▶ **What the task asks**
Return the data exactly, with all pictures removed.

>> begin Data extract

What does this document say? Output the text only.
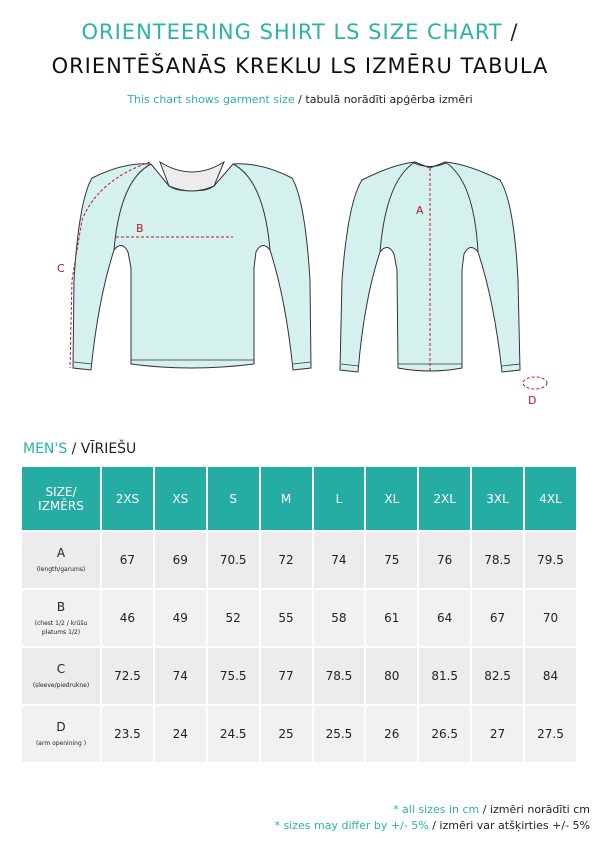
ORIENTEERING SHIRT LS SIZE CHART /
ORIENTĒŠANĀS KREKLU LS IZMĒRU TABULA
This chart shows garment size / tabulā norādīti apģērba izmēri
B
C
A
D
MEN'S / VĪRIEŠU
SIZE/
IZMĒRS	2XS	XS	S	M	L	XL	2XL	3XL	4XL

A
(length/garums)	67	69	70.5	72	74	75	76	78.5	79.5

B
(chest 1/2 / krūšu platums 1/2)	46	49	52	55	58	61	64	67	70

C
(sleeve/piedrukne)	72.5	74	75.5	77	78.5	80	81.5	82.5	84

D
(arm openining )	23.5	24	24.5	25	25.5	26	26.5	27	27.5
* all sizes in cm / izmēri norādīti cm
* sizes may differ by +/- 5% / izmēri var atšķirties +/- 5%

>> end Data extract

▶ **Written response**
What does this document say? Output the text only.
ORIENTEERING SHIRT LS SIZE CHART /
ORIENTĒŠANĀS KREKLU LS IZMĒRU TABULA
This chart shows garment size / tabulā norādīti apģērba izmēri
B
C
A
D
MEN'S / VĪRIEŠU
SIZE/
IZMĒRS	2XS	XS	S	M	L	XL	2XL	3XL	4XL

A
(length/garums)	67	69	70.5	72	74	75	76	78.5	79.5

B
(chest 1/2 / krūšu platums 1/2)	46	49	52	55	58	61	64	67	70

C
(sleeve/piedrukne)	72.5	74	75.5	77	78.5	80	81.5	82.5	84

D
(arm openining )	23.5	24	24.5	25	25.5	26	26.5	27	27.5
* all sizes in cm / izmēri norādīti cm
* sizes may differ by +/- 5% / izmēri var atšķirties +/- 5%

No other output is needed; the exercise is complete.